GIVEN INSTRUCTION.
Extract the lines that hold the string "name".

==== RECORDS ====

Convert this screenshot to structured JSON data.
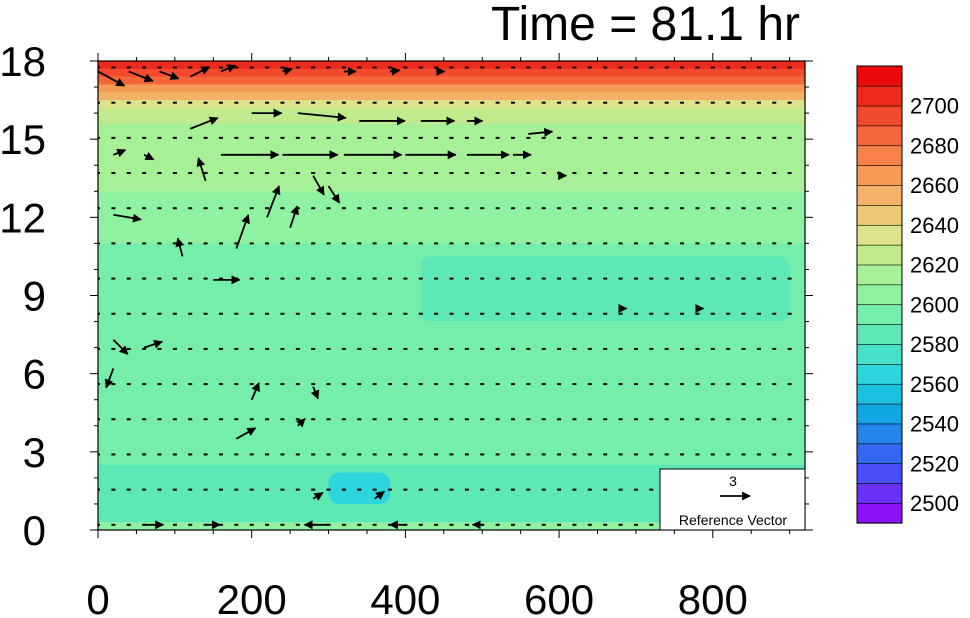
{
  "chart_data": {
    "type": "heatmap",
    "title": "Time = 81.1 hr",
    "xlabel": "",
    "ylabel": "",
    "xlim": [
      0,
      920
    ],
    "ylim": [
      0,
      18
    ],
    "x_ticks": [
      "0",
      "200",
      "400",
      "600",
      "800"
    ],
    "x_tick_values": [
      0,
      200,
      400,
      600,
      800
    ],
    "y_ticks": [
      "0",
      "3",
      "6",
      "9",
      "12",
      "15",
      "18"
    ],
    "y_tick_values": [
      0,
      3,
      6,
      9,
      12,
      15,
      18
    ],
    "colorbar": {
      "labels": [
        "2500",
        "2520",
        "2540",
        "2560",
        "2580",
        "2600",
        "2620",
        "2640",
        "2660",
        "2680",
        "2700"
      ],
      "levels": [
        2490,
        2500,
        2510,
        2520,
        2530,
        2540,
        2550,
        2560,
        2570,
        2580,
        2590,
        2600,
        2610,
        2620,
        2630,
        2640,
        2650,
        2660,
        2670,
        2680,
        2690,
        2700,
        2710
      ],
      "colors": [
        "#8c12f5",
        "#6a30f7",
        "#4a4ff8",
        "#3468f0",
        "#2486ea",
        "#13a6e5",
        "#1dbfe0",
        "#2fd5dc",
        "#45e1c9",
        "#5ee8b5",
        "#76eeab",
        "#8ff2a0",
        "#a8f097",
        "#c1ea8d",
        "#dde38a",
        "#ecc877",
        "#f4b268",
        "#f89a57",
        "#f78149",
        "#f5673b",
        "#f24a2c",
        "#ee2a1c",
        "#ea0a0c"
      ]
    },
    "field_bands": [
      {
        "y_top": 18.0,
        "value": 2705
      },
      {
        "y_top": 17.7,
        "value": 2695
      },
      {
        "y_top": 17.4,
        "value": 2682
      },
      {
        "y_top": 17.1,
        "value": 2668
      },
      {
        "y_top": 16.8,
        "value": 2652
      },
      {
        "y_top": 16.5,
        "value": 2638
      },
      {
        "y_top": 16.2,
        "value": 2625
      },
      {
        "y_top": 15.6,
        "value": 2613
      },
      {
        "y_top": 13.0,
        "value": 2603
      },
      {
        "y_top": 11.0,
        "value": 2593
      },
      {
        "y_top": 2.5,
        "value": 2584
      },
      {
        "y_top": 0.3,
        "value": 2605
      }
    ],
    "field_patches": [
      {
        "x": [
          300,
          380
        ],
        "y": [
          1.0,
          2.2
        ],
        "value": 2565
      },
      {
        "x": [
          420,
          900
        ],
        "y": [
          8.0,
          10.5
        ],
        "value": 2588
      }
    ],
    "vectors": [
      {
        "x": 0,
        "y": 17.6,
        "u": 2.2,
        "v": -1.2
      },
      {
        "x": 40,
        "y": 17.6,
        "u": 2.0,
        "v": -0.8
      },
      {
        "x": 80,
        "y": 17.6,
        "u": 1.6,
        "v": -0.6
      },
      {
        "x": 120,
        "y": 17.4,
        "u": 1.6,
        "v": 0.8
      },
      {
        "x": 160,
        "y": 17.6,
        "u": 1.2,
        "v": 0.5
      },
      {
        "x": 240,
        "y": 17.6,
        "u": 0.8,
        "v": 0.2
      },
      {
        "x": 320,
        "y": 17.6,
        "u": 1.0,
        "v": 0.0
      },
      {
        "x": 380,
        "y": 17.6,
        "u": 0.8,
        "v": 0.1
      },
      {
        "x": 440,
        "y": 17.6,
        "u": 0.7,
        "v": 0.0
      },
      {
        "x": 120,
        "y": 15.4,
        "u": 2.3,
        "v": 0.9
      },
      {
        "x": 200,
        "y": 16.0,
        "u": 2.5,
        "v": 0.0
      },
      {
        "x": 260,
        "y": 16.0,
        "u": 4.0,
        "v": -0.4
      },
      {
        "x": 340,
        "y": 15.7,
        "u": 3.8,
        "v": 0.0
      },
      {
        "x": 420,
        "y": 15.7,
        "u": 2.8,
        "v": 0.0
      },
      {
        "x": 480,
        "y": 15.7,
        "u": 1.3,
        "v": 0.0
      },
      {
        "x": 560,
        "y": 15.2,
        "u": 2.0,
        "v": 0.2
      },
      {
        "x": 160,
        "y": 14.4,
        "u": 4.8,
        "v": 0.0
      },
      {
        "x": 240,
        "y": 14.4,
        "u": 4.6,
        "v": 0.0
      },
      {
        "x": 320,
        "y": 14.4,
        "u": 4.8,
        "v": 0.0
      },
      {
        "x": 400,
        "y": 14.4,
        "u": 4.2,
        "v": 0.0
      },
      {
        "x": 480,
        "y": 14.4,
        "u": 3.5,
        "v": 0.0
      },
      {
        "x": 540,
        "y": 14.4,
        "u": 1.5,
        "v": 0.0
      },
      {
        "x": 20,
        "y": 14.4,
        "u": 1.0,
        "v": 0.4
      },
      {
        "x": 60,
        "y": 14.4,
        "u": 0.8,
        "v": -0.4
      },
      {
        "x": 280,
        "y": 13.6,
        "u": 0.9,
        "v": -1.6
      },
      {
        "x": 300,
        "y": 13.2,
        "u": 0.9,
        "v": -1.4
      },
      {
        "x": 20,
        "y": 12.1,
        "u": 2.3,
        "v": -0.4
      },
      {
        "x": 180,
        "y": 10.8,
        "u": 1.0,
        "v": 2.8
      },
      {
        "x": 220,
        "y": 12.0,
        "u": 1.0,
        "v": 2.6
      },
      {
        "x": 250,
        "y": 11.6,
        "u": 0.6,
        "v": 1.8
      },
      {
        "x": 140,
        "y": 13.4,
        "u": -0.6,
        "v": 1.9
      },
      {
        "x": 110,
        "y": 10.5,
        "u": -0.4,
        "v": 1.5
      },
      {
        "x": 150,
        "y": 9.6,
        "u": 2.2,
        "v": 0.0
      },
      {
        "x": 20,
        "y": 7.3,
        "u": 1.2,
        "v": -1.2
      },
      {
        "x": 60,
        "y": 7.0,
        "u": 1.5,
        "v": 0.5
      },
      {
        "x": 20,
        "y": 6.2,
        "u": -0.6,
        "v": -1.6
      },
      {
        "x": 200,
        "y": 5.0,
        "u": 0.6,
        "v": 1.4
      },
      {
        "x": 280,
        "y": 5.5,
        "u": 0.4,
        "v": -1.0
      },
      {
        "x": 180,
        "y": 3.5,
        "u": 1.6,
        "v": 0.9
      },
      {
        "x": 260,
        "y": 4.0,
        "u": 0.6,
        "v": 0.6
      },
      {
        "x": 60,
        "y": 0.2,
        "u": 1.6,
        "v": 0.0
      },
      {
        "x": 140,
        "y": 0.2,
        "u": 1.2,
        "v": 0.0
      },
      {
        "x": 300,
        "y": 0.2,
        "u": -2.0,
        "v": 0.0
      },
      {
        "x": 400,
        "y": 0.2,
        "u": -1.3,
        "v": 0.0
      },
      {
        "x": 500,
        "y": 0.2,
        "u": -0.8,
        "v": 0.0
      },
      {
        "x": 280,
        "y": 1.2,
        "u": 0.8,
        "v": 0.5
      },
      {
        "x": 360,
        "y": 1.2,
        "u": 0.8,
        "v": 0.6
      },
      {
        "x": 600,
        "y": 13.6,
        "u": 0.6,
        "v": 0.0
      },
      {
        "x": 680,
        "y": 8.5,
        "u": 0.5,
        "v": 0.0
      },
      {
        "x": 780,
        "y": 8.5,
        "u": 0.5,
        "v": 0.0
      }
    ],
    "reference_vector": {
      "magnitude": "3",
      "label": "Reference Vector"
    }
  }
}
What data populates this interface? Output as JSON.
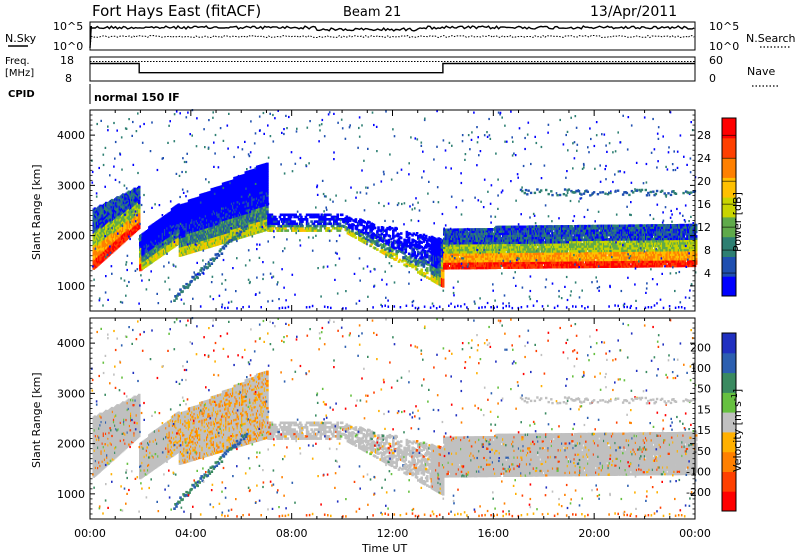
{
  "header": {
    "station": "Fort Hays East (fitACF)",
    "beam": "Beam 21",
    "date": "13/Apr/2011"
  },
  "panels": {
    "nsky_label": "N.Sky",
    "nsearch_label": "N.Search",
    "nsky_ticks": [
      "10^5",
      "10^0"
    ],
    "nsearch_ticks": [
      "10^5",
      "10^0"
    ],
    "freq_label_1": "Freq.",
    "freq_label_2": "[MHz]",
    "freq_ticks": [
      "18",
      "8"
    ],
    "nave_label": "Nave",
    "nave_ticks": [
      "60",
      "0"
    ],
    "cpid_label": "CPID",
    "cpid_value": "normal 150 IF"
  },
  "chart_data": [
    {
      "type": "heatmap",
      "name": "power",
      "ylabel": "Slant Range [km]",
      "xlabel": "Time UT",
      "xlim_hours": [
        0,
        24
      ],
      "ylim": [
        500,
        4500
      ],
      "x_ticks": [
        "00:00",
        "04:00",
        "08:00",
        "12:00",
        "16:00",
        "20:00",
        "00:00"
      ],
      "y_ticks": [
        "1000",
        "2000",
        "3000",
        "4000"
      ],
      "colorbar_label": "Power [dB]",
      "colorbar_ticks": [
        "4",
        "8",
        "12",
        "16",
        "20",
        "24",
        "28"
      ],
      "colorbar_range": [
        0,
        31
      ],
      "colors": [
        "#0000ff",
        "#1f4fb0",
        "#2e7f72",
        "#5faa4a",
        "#c8d400",
        "#ffc000",
        "#ff8000",
        "#ff4000",
        "#ff0000"
      ]
    },
    {
      "type": "heatmap",
      "name": "velocity",
      "ylabel": "Slant Range [km]",
      "xlabel": "Time UT",
      "xlim_hours": [
        0,
        24
      ],
      "ylim": [
        500,
        4500
      ],
      "x_ticks": [
        "00:00",
        "04:00",
        "08:00",
        "12:00",
        "16:00",
        "20:00",
        "00:00"
      ],
      "y_ticks": [
        "1000",
        "2000",
        "3000",
        "4000"
      ],
      "colorbar_label": "Velocity [m s-1]",
      "colorbar_ticks": [
        "200",
        "100",
        "50",
        "15",
        "-15",
        "-50",
        "-100",
        "-200"
      ],
      "colors": [
        "#2030c0",
        "#2c5fb0",
        "#3a8a60",
        "#66c040",
        "#c0c0c0",
        "#ffb000",
        "#ff8000",
        "#ff4000",
        "#ff0000"
      ]
    },
    {
      "type": "line",
      "name": "frequency",
      "x_hours": [
        0,
        1.95,
        1.95,
        14.0,
        14.0,
        24
      ],
      "y_mhz": [
        15.5,
        15.5,
        10.5,
        10.5,
        15.5,
        15.5
      ]
    }
  ],
  "axis": {
    "xlabel": "Time UT"
  },
  "colorbars": {
    "power_label": "Power [dB]",
    "velocity_label": "Velocity [m s",
    "velocity_label_sup": "-1",
    "velocity_label_end": "]"
  }
}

====

EXERCISE ANSWER.
      "name": "power",
      "name": "velocity",
      "name": "frequency",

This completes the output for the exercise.